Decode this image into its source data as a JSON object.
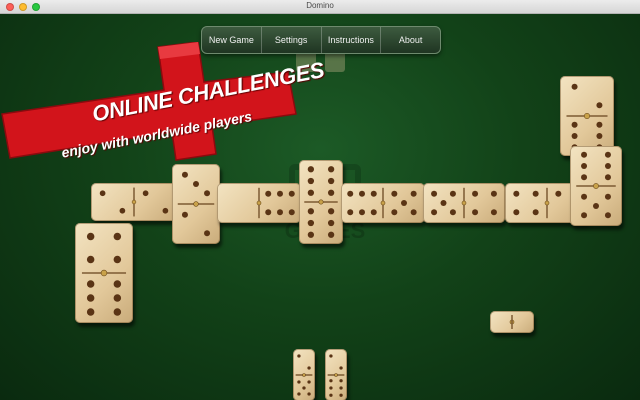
{
  "window": {
    "title": "Domino"
  },
  "menu": {
    "new_game": "New Game",
    "settings": "Settings",
    "instructions": "Instructions",
    "about": "About"
  },
  "promo": {
    "title": "ONLINE CHALLENGES",
    "subtitle": "enjoy with worldwide players",
    "color": "#d2141b"
  },
  "watermark": {
    "text": "GAMES"
  },
  "colors": {
    "table": "#124218",
    "tile": "#ecd8b0",
    "pip": "#5a3415"
  },
  "board": {
    "tiles": [
      {
        "name": "tile-2-2-horizontal",
        "a": 2,
        "b": 2
      },
      {
        "name": "tile-4-6-vertical",
        "a": 4,
        "b": 6
      },
      {
        "name": "tile-3-2-vertical",
        "a": 3,
        "b": 2
      },
      {
        "name": "tile-0-6-horizontal",
        "a": 0,
        "b": 6
      },
      {
        "name": "tile-6-6-vertical",
        "a": 6,
        "b": 6
      },
      {
        "name": "tile-6-5-horizontal",
        "a": 6,
        "b": 5
      },
      {
        "name": "tile-5-4-horizontal",
        "a": 5,
        "b": 4
      },
      {
        "name": "tile-4-2-horizontal",
        "a": 4,
        "b": 2
      },
      {
        "name": "tile-2-6-vertical",
        "a": 2,
        "b": 6
      },
      {
        "name": "tile-6-5-vertical",
        "a": 6,
        "b": 5
      }
    ],
    "boneyard_count": 1
  },
  "hand": [
    {
      "name": "hand-tile-1",
      "a": 2,
      "b": 5
    },
    {
      "name": "hand-tile-2",
      "a": 2,
      "b": 6
    }
  ]
}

==============================

Give every record again exactly, apart from the pictures, which stay out.

Decode this image into its source data as a JSON object.
{
  "window": {
    "title": "Domino"
  },
  "menu": {
    "new_game": "New Game",
    "settings": "Settings",
    "instructions": "Instructions",
    "about": "About"
  },
  "promo": {
    "title": "ONLINE CHALLENGES",
    "subtitle": "enjoy with worldwide players",
    "color": "#d2141b"
  },
  "watermark": {
    "text": "GAMES"
  },
  "colors": {
    "table": "#124218",
    "tile": "#ecd8b0",
    "pip": "#5a3415"
  },
  "board": {
    "tiles": [
      {
        "name": "tile-2-2-horizontal",
        "a": 2,
        "b": 2
      },
      {
        "name": "tile-4-6-vertical",
        "a": 4,
        "b": 6
      },
      {
        "name": "tile-3-2-vertical",
        "a": 3,
        "b": 2
      },
      {
        "name": "tile-0-6-horizontal",
        "a": 0,
        "b": 6
      },
      {
        "name": "tile-6-6-vertical",
        "a": 6,
        "b": 6
      },
      {
        "name": "tile-6-5-horizontal",
        "a": 6,
        "b": 5
      },
      {
        "name": "tile-5-4-horizontal",
        "a": 5,
        "b": 4
      },
      {
        "name": "tile-4-2-horizontal",
        "a": 4,
        "b": 2
      },
      {
        "name": "tile-2-6-vertical",
        "a": 2,
        "b": 6
      },
      {
        "name": "tile-6-5-vertical",
        "a": 6,
        "b": 5
      }
    ],
    "boneyard_count": 1
  },
  "hand": [
    {
      "name": "hand-tile-1",
      "a": 2,
      "b": 5
    },
    {
      "name": "hand-tile-2",
      "a": 2,
      "b": 6
    }
  ]
}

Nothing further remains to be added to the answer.